EXERCISE PROMPT: Locate every line in the records below that contains the string "Ajoneuvomurrot" and copy each one. Case counts.

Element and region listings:
----

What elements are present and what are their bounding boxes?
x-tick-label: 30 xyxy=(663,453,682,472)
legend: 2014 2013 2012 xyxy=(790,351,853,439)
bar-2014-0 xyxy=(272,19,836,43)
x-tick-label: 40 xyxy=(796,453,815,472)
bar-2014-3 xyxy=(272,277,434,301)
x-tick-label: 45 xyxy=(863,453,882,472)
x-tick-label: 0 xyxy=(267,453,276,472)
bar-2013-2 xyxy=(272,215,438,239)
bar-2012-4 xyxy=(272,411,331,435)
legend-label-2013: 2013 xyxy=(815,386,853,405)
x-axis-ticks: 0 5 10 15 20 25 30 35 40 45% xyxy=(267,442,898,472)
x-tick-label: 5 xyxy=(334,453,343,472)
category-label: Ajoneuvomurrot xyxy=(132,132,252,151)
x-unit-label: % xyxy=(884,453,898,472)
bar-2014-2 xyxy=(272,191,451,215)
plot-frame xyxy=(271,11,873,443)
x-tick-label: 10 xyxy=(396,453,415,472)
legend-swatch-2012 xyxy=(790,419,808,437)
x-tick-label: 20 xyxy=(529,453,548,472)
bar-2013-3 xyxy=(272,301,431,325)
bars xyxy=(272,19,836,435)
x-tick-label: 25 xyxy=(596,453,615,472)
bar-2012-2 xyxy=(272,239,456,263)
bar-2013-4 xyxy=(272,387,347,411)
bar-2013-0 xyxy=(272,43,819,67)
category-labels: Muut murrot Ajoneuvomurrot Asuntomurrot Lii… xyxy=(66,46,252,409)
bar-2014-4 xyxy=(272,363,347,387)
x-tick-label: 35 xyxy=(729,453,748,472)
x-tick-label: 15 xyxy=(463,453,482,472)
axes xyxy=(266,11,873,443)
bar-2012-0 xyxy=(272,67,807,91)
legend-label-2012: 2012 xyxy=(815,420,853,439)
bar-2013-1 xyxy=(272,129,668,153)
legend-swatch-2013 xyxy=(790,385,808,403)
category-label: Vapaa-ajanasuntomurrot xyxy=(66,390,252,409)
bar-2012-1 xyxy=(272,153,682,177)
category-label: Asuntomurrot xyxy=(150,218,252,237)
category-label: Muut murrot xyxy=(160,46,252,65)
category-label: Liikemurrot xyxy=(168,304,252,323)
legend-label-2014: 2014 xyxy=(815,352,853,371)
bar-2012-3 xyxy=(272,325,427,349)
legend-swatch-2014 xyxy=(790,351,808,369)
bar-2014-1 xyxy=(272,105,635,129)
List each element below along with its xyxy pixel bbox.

----

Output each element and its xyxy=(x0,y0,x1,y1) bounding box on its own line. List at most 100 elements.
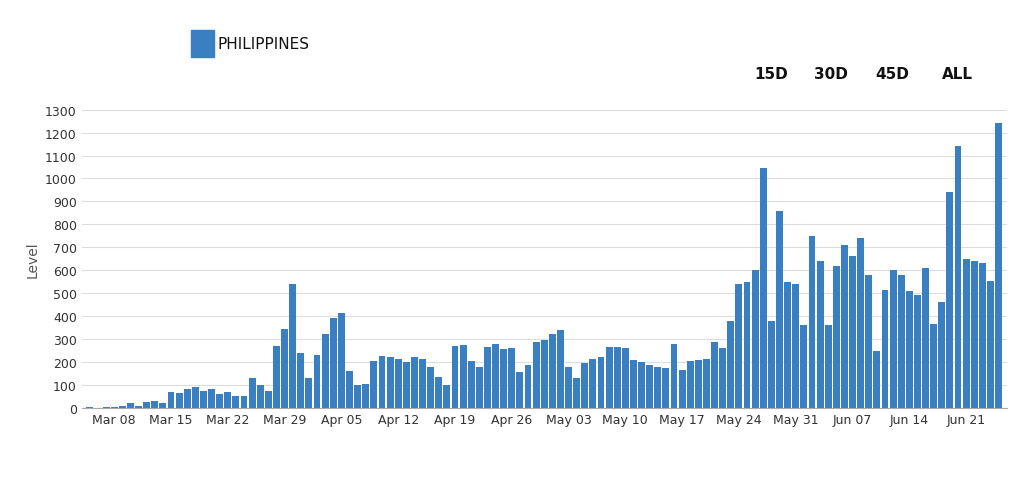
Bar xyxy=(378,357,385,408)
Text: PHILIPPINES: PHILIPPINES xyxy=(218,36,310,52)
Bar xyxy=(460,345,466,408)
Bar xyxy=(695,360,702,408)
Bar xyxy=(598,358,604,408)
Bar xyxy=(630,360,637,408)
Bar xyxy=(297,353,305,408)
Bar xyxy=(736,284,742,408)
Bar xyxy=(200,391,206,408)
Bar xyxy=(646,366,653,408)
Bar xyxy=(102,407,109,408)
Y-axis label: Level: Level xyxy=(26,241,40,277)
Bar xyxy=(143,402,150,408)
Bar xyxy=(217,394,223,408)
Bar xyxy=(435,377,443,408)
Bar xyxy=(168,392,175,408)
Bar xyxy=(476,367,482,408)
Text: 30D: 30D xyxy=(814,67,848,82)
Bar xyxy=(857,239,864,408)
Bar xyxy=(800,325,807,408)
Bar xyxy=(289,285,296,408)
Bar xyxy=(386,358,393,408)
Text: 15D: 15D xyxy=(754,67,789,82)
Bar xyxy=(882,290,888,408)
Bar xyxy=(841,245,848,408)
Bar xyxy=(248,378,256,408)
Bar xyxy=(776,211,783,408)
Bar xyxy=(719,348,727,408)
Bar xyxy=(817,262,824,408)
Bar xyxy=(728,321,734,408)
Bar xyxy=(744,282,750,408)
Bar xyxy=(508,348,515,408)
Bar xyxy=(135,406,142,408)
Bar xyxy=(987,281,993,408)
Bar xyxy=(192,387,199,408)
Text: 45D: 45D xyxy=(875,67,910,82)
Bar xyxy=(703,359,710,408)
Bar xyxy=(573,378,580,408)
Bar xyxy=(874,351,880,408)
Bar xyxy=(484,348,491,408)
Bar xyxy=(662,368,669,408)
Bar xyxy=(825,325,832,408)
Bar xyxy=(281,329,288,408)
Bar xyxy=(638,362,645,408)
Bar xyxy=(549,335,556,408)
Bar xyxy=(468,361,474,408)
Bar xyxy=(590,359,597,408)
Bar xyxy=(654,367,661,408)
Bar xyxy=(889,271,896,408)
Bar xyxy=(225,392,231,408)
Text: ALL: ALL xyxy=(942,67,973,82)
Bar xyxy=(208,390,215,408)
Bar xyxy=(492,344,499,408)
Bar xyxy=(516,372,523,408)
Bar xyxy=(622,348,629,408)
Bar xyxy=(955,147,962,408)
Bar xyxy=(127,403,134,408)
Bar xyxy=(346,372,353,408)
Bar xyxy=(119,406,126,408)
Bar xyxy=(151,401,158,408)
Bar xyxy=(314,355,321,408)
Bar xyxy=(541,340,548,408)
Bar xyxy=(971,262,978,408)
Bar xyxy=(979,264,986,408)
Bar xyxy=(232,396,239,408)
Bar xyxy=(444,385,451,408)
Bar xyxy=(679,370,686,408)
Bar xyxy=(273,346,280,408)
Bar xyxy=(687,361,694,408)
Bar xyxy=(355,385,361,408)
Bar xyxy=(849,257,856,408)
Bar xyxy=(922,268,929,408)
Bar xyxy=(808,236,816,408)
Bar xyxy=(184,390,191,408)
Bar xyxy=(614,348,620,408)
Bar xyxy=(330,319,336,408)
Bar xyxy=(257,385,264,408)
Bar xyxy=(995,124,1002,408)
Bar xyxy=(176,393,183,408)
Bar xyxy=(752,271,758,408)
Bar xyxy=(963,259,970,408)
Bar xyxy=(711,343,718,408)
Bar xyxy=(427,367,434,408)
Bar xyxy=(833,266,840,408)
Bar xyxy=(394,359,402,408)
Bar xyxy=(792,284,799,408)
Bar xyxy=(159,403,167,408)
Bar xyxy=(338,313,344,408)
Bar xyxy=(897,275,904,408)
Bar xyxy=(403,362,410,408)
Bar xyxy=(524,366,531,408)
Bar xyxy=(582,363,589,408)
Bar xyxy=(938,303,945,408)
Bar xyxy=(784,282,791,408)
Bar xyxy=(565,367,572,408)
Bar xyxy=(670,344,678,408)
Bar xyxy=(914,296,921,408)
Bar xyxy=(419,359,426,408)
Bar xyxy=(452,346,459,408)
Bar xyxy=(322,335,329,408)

----

COMPLETE ANSWER:
category-label: Ajoneuvomurrot xyxy=(132,132,252,151)
category-labels: Muut murrot Ajoneuvomurrot Asuntomurrot Lii… xyxy=(66,46,252,409)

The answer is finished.